- **Exercise requirements**: Repeat everything in the material exactly.

- **Exercise inputs**:
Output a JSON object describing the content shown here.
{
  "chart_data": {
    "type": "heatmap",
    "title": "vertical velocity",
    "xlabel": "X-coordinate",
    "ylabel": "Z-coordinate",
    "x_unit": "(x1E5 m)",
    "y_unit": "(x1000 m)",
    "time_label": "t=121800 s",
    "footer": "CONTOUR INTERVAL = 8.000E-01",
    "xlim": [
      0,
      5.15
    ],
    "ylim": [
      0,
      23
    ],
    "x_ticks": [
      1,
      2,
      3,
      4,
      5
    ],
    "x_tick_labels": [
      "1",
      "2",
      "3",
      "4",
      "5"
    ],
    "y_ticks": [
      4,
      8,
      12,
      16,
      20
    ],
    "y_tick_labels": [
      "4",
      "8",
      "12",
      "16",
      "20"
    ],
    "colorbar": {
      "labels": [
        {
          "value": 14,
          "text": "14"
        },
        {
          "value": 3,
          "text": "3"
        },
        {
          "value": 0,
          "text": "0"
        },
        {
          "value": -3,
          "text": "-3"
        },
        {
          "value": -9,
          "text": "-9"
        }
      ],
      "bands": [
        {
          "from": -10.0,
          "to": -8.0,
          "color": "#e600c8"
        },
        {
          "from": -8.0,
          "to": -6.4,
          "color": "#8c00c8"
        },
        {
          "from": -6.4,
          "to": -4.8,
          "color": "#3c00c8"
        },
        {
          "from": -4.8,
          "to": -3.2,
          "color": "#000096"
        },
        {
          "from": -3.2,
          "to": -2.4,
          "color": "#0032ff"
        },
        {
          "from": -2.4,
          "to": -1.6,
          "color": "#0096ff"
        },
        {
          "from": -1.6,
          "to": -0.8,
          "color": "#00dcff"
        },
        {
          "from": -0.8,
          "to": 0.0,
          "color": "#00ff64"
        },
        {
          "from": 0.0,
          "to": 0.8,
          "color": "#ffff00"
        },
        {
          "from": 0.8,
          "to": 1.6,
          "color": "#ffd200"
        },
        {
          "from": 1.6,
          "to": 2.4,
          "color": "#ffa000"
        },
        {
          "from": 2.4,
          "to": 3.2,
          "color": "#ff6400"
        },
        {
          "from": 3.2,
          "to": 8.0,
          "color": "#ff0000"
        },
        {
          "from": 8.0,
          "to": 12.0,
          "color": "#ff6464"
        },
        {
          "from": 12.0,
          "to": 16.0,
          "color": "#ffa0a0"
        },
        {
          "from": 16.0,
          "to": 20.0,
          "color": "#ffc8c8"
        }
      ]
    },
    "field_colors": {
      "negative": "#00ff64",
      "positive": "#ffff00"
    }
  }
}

- **Finished task**:
Output a JSON object describing the content shown here.
{
  "chart_data": {
    "type": "heatmap",
    "title": "vertical velocity",
    "xlabel": "X-coordinate",
    "ylabel": "Z-coordinate",
    "x_unit": "(x1E5 m)",
    "y_unit": "(x1000 m)",
    "time_label": "t=121800 s",
    "footer": "CONTOUR INTERVAL = 8.000E-01",
    "xlim": [
      0,
      5.15
    ],
    "ylim": [
      0,
      23
    ],
    "x_ticks": [
      1,
      2,
      3,
      4,
      5
    ],
    "x_tick_labels": [
      "1",
      "2",
      "3",
      "4",
      "5"
    ],
    "y_ticks": [
      4,
      8,
      12,
      16,
      20
    ],
    "y_tick_labels": [
      "4",
      "8",
      "12",
      "16",
      "20"
    ],
    "colorbar": {
      "labels": [
        {
          "value": 14,
          "text": "14"
        },
        {
          "value": 3,
          "text": "3"
        },
        {
          "value": 0,
          "text": "0"
        },
        {
          "value": -3,
          "text": "-3"
        },
        {
          "value": -9,
          "text": "-9"
        }
      ],
      "bands": [
        {
          "from": -10.0,
          "to": -8.0,
          "color": "#e600c8"
        },
        {
          "from": -8.0,
          "to": -6.4,
          "color": "#8c00c8"
        },
        {
          "from": -6.4,
          "to": -4.8,
          "color": "#3c00c8"
        },
        {
          "from": -4.8,
          "to": -3.2,
          "color": "#000096"
        },
        {
          "from": -3.2,
          "to": -2.4,
          "color": "#0032ff"
        },
        {
          "from": -2.4,
          "to": -1.6,
          "color": "#0096ff"
        },
        {
          "from": -1.6,
          "to": -0.8,
          "color": "#00dcff"
        },
        {
          "from": -0.8,
          "to": 0.0,
          "color": "#00ff64"
        },
        {
          "from": 0.0,
          "to": 0.8,
          "color": "#ffff00"
        },
        {
          "from": 0.8,
          "to": 1.6,
          "color": "#ffd200"
        },
        {
          "from": 1.6,
          "to": 2.4,
          "color": "#ffa000"
        },
        {
          "from": 2.4,
          "to": 3.2,
          "color": "#ff6400"
        },
        {
          "from": 3.2,
          "to": 8.0,
          "color": "#ff0000"
        },
        {
          "from": 8.0,
          "to": 12.0,
          "color": "#ff6464"
        },
        {
          "from": 12.0,
          "to": 16.0,
          "color": "#ffa0a0"
        },
        {
          "from": 16.0,
          "to": 20.0,
          "color": "#ffc8c8"
        }
      ]
    },
    "field_colors": {
      "negative": "#00ff64",
      "positive": "#ffff00"
    }
  }
}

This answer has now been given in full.